>> Begin EXTRACTED MATERIAL

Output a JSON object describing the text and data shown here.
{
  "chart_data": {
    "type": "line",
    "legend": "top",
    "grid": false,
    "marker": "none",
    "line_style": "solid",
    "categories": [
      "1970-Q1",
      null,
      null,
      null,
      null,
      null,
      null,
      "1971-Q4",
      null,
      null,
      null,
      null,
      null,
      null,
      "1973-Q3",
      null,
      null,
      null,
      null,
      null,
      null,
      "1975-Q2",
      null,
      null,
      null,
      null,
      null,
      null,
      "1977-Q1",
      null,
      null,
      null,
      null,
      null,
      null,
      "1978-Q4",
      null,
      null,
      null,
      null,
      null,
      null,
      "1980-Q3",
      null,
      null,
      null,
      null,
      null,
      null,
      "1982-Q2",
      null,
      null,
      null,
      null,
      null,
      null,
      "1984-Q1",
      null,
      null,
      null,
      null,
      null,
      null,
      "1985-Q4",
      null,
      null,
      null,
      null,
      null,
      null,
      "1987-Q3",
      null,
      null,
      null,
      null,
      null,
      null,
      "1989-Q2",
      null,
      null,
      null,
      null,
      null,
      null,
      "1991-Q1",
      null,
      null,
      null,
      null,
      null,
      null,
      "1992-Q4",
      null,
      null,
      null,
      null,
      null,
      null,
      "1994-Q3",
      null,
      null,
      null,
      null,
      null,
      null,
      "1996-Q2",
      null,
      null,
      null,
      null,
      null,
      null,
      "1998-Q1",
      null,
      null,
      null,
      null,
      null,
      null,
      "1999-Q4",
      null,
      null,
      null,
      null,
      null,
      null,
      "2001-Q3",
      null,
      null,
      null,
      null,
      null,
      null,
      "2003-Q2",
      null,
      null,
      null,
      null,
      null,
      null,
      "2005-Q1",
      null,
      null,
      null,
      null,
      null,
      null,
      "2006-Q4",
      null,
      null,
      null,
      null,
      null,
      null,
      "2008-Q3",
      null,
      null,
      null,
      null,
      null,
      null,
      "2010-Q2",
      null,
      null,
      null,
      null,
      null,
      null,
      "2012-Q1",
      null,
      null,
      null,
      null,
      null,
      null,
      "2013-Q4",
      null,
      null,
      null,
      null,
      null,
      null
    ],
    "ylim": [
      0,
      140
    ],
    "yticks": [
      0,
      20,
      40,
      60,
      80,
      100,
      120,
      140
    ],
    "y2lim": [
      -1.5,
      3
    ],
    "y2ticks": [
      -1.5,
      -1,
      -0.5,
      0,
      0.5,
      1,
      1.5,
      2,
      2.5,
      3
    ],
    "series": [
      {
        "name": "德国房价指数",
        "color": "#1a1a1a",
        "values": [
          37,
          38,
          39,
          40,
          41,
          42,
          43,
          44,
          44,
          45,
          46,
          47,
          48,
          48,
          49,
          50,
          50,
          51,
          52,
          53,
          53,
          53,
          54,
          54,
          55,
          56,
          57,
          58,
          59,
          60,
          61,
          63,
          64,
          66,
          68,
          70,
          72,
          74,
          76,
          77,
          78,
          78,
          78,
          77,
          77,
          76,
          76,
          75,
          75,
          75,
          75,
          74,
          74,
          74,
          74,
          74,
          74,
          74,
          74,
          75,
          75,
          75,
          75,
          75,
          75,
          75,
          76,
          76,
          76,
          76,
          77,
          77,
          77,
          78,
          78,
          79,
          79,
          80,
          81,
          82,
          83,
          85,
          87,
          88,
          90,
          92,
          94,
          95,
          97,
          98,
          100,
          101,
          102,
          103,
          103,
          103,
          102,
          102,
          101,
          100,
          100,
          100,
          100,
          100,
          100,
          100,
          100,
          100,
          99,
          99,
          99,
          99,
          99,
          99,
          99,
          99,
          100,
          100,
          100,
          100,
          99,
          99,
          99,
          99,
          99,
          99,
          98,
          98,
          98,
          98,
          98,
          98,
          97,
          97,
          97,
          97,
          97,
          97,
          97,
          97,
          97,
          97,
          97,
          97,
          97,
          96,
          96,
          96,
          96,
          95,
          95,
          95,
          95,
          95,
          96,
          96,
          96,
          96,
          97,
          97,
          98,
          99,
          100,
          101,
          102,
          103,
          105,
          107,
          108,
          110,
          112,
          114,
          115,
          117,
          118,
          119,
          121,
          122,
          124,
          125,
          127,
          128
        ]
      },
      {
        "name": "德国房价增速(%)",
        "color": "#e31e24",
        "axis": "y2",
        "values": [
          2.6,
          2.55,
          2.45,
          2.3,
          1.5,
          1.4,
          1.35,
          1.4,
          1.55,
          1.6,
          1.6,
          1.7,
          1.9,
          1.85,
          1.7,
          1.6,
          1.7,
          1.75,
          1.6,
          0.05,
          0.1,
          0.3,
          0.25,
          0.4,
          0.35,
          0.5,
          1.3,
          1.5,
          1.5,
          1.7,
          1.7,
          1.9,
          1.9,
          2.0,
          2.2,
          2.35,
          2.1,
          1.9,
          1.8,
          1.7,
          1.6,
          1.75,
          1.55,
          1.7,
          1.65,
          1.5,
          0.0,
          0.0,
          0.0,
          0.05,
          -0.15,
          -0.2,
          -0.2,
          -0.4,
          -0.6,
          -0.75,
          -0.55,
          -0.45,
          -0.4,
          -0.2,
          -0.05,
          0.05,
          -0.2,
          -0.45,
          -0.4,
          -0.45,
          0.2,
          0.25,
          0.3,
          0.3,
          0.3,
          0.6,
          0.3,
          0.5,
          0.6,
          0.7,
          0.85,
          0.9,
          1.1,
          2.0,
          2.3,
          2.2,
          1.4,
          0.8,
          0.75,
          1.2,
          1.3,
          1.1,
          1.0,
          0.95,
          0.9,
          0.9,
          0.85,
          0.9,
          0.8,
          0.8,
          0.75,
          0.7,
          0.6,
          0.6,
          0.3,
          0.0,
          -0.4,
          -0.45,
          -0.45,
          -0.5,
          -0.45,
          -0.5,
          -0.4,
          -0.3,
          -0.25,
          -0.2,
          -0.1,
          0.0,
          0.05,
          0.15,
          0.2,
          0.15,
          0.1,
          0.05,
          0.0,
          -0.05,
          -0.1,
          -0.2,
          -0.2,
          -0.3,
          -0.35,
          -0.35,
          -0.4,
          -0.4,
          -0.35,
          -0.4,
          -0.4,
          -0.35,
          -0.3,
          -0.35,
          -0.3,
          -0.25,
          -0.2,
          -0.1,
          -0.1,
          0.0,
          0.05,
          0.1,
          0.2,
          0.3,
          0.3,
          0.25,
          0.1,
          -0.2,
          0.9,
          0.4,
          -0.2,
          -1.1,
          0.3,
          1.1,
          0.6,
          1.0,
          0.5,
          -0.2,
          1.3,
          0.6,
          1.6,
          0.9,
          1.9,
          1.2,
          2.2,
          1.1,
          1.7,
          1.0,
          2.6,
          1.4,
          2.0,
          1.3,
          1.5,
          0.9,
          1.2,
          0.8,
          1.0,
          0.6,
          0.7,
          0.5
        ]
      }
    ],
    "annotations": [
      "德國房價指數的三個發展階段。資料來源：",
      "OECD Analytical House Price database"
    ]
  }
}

>> End EXTRACTED MATERIAL

Using the exact wording, write out all of the records.

Output a JSON object describing the text and data shown here.
{
  "chart_data": {
    "type": "line",
    "legend": "top",
    "grid": false,
    "marker": "none",
    "line_style": "solid",
    "categories": [
      "1970-Q1",
      null,
      null,
      null,
      null,
      null,
      null,
      "1971-Q4",
      null,
      null,
      null,
      null,
      null,
      null,
      "1973-Q3",
      null,
      null,
      null,
      null,
      null,
      null,
      "1975-Q2",
      null,
      null,
      null,
      null,
      null,
      null,
      "1977-Q1",
      null,
      null,
      null,
      null,
      null,
      null,
      "1978-Q4",
      null,
      null,
      null,
      null,
      null,
      null,
      "1980-Q3",
      null,
      null,
      null,
      null,
      null,
      null,
      "1982-Q2",
      null,
      null,
      null,
      null,
      null,
      null,
      "1984-Q1",
      null,
      null,
      null,
      null,
      null,
      null,
      "1985-Q4",
      null,
      null,
      null,
      null,
      null,
      null,
      "1987-Q3",
      null,
      null,
      null,
      null,
      null,
      null,
      "1989-Q2",
      null,
      null,
      null,
      null,
      null,
      null,
      "1991-Q1",
      null,
      null,
      null,
      null,
      null,
      null,
      "1992-Q4",
      null,
      null,
      null,
      null,
      null,
      null,
      "1994-Q3",
      null,
      null,
      null,
      null,
      null,
      null,
      "1996-Q2",
      null,
      null,
      null,
      null,
      null,
      null,
      "1998-Q1",
      null,
      null,
      null,
      null,
      null,
      null,
      "1999-Q4",
      null,
      null,
      null,
      null,
      null,
      null,
      "2001-Q3",
      null,
      null,
      null,
      null,
      null,
      null,
      "2003-Q2",
      null,
      null,
      null,
      null,
      null,
      null,
      "2005-Q1",
      null,
      null,
      null,
      null,
      null,
      null,
      "2006-Q4",
      null,
      null,
      null,
      null,
      null,
      null,
      "2008-Q3",
      null,
      null,
      null,
      null,
      null,
      null,
      "2010-Q2",
      null,
      null,
      null,
      null,
      null,
      null,
      "2012-Q1",
      null,
      null,
      null,
      null,
      null,
      null,
      "2013-Q4",
      null,
      null,
      null,
      null,
      null,
      null
    ],
    "ylim": [
      0,
      140
    ],
    "yticks": [
      0,
      20,
      40,
      60,
      80,
      100,
      120,
      140
    ],
    "y2lim": [
      -1.5,
      3
    ],
    "y2ticks": [
      -1.5,
      -1,
      -0.5,
      0,
      0.5,
      1,
      1.5,
      2,
      2.5,
      3
    ],
    "series": [
      {
        "name": "德国房价指数",
        "color": "#1a1a1a",
        "values": [
          37,
          38,
          39,
          40,
          41,
          42,
          43,
          44,
          44,
          45,
          46,
          47,
          48,
          48,
          49,
          50,
          50,
          51,
          52,
          53,
          53,
          53,
          54,
          54,
          55,
          56,
          57,
          58,
          59,
          60,
          61,
          63,
          64,
          66,
          68,
          70,
          72,
          74,
          76,
          77,
          78,
          78,
          78,
          77,
          77,
          76,
          76,
          75,
          75,
          75,
          75,
          74,
          74,
          74,
          74,
          74,
          74,
          74,
          74,
          75,
          75,
          75,
          75,
          75,
          75,
          75,
          76,
          76,
          76,
          76,
          77,
          77,
          77,
          78,
          78,
          79,
          79,
          80,
          81,
          82,
          83,
          85,
          87,
          88,
          90,
          92,
          94,
          95,
          97,
          98,
          100,
          101,
          102,
          103,
          103,
          103,
          102,
          102,
          101,
          100,
          100,
          100,
          100,
          100,
          100,
          100,
          100,
          100,
          99,
          99,
          99,
          99,
          99,
          99,
          99,
          99,
          100,
          100,
          100,
          100,
          99,
          99,
          99,
          99,
          99,
          99,
          98,
          98,
          98,
          98,
          98,
          98,
          97,
          97,
          97,
          97,
          97,
          97,
          97,
          97,
          97,
          97,
          97,
          97,
          97,
          96,
          96,
          96,
          96,
          95,
          95,
          95,
          95,
          95,
          96,
          96,
          96,
          96,
          97,
          97,
          98,
          99,
          100,
          101,
          102,
          103,
          105,
          107,
          108,
          110,
          112,
          114,
          115,
          117,
          118,
          119,
          121,
          122,
          124,
          125,
          127,
          128
        ]
      },
      {
        "name": "德国房价增速(%)",
        "color": "#e31e24",
        "axis": "y2",
        "values": [
          2.6,
          2.55,
          2.45,
          2.3,
          1.5,
          1.4,
          1.35,
          1.4,
          1.55,
          1.6,
          1.6,
          1.7,
          1.9,
          1.85,
          1.7,
          1.6,
          1.7,
          1.75,
          1.6,
          0.05,
          0.1,
          0.3,
          0.25,
          0.4,
          0.35,
          0.5,
          1.3,
          1.5,
          1.5,
          1.7,
          1.7,
          1.9,
          1.9,
          2.0,
          2.2,
          2.35,
          2.1,
          1.9,
          1.8,
          1.7,
          1.6,
          1.75,
          1.55,
          1.7,
          1.65,
          1.5,
          0.0,
          0.0,
          0.0,
          0.05,
          -0.15,
          -0.2,
          -0.2,
          -0.4,
          -0.6,
          -0.75,
          -0.55,
          -0.45,
          -0.4,
          -0.2,
          -0.05,
          0.05,
          -0.2,
          -0.45,
          -0.4,
          -0.45,
          0.2,
          0.25,
          0.3,
          0.3,
          0.3,
          0.6,
          0.3,
          0.5,
          0.6,
          0.7,
          0.85,
          0.9,
          1.1,
          2.0,
          2.3,
          2.2,
          1.4,
          0.8,
          0.75,
          1.2,
          1.3,
          1.1,
          1.0,
          0.95,
          0.9,
          0.9,
          0.85,
          0.9,
          0.8,
          0.8,
          0.75,
          0.7,
          0.6,
          0.6,
          0.3,
          0.0,
          -0.4,
          -0.45,
          -0.45,
          -0.5,
          -0.45,
          -0.5,
          -0.4,
          -0.3,
          -0.25,
          -0.2,
          -0.1,
          0.0,
          0.05,
          0.15,
          0.2,
          0.15,
          0.1,
          0.05,
          0.0,
          -0.05,
          -0.1,
          -0.2,
          -0.2,
          -0.3,
          -0.35,
          -0.35,
          -0.4,
          -0.4,
          -0.35,
          -0.4,
          -0.4,
          -0.35,
          -0.3,
          -0.35,
          -0.3,
          -0.25,
          -0.2,
          -0.1,
          -0.1,
          0.0,
          0.05,
          0.1,
          0.2,
          0.3,
          0.3,
          0.25,
          0.1,
          -0.2,
          0.9,
          0.4,
          -0.2,
          -1.1,
          0.3,
          1.1,
          0.6,
          1.0,
          0.5,
          -0.2,
          1.3,
          0.6,
          1.6,
          0.9,
          1.9,
          1.2,
          2.2,
          1.1,
          1.7,
          1.0,
          2.6,
          1.4,
          2.0,
          1.3,
          1.5,
          0.9,
          1.2,
          0.8,
          1.0,
          0.6,
          0.7,
          0.5
        ]
      }
    ],
    "annotations": [
      "德國房價指數的三個發展階段。資料來源：",
      "OECD Analytical House Price database"
    ]
  }
}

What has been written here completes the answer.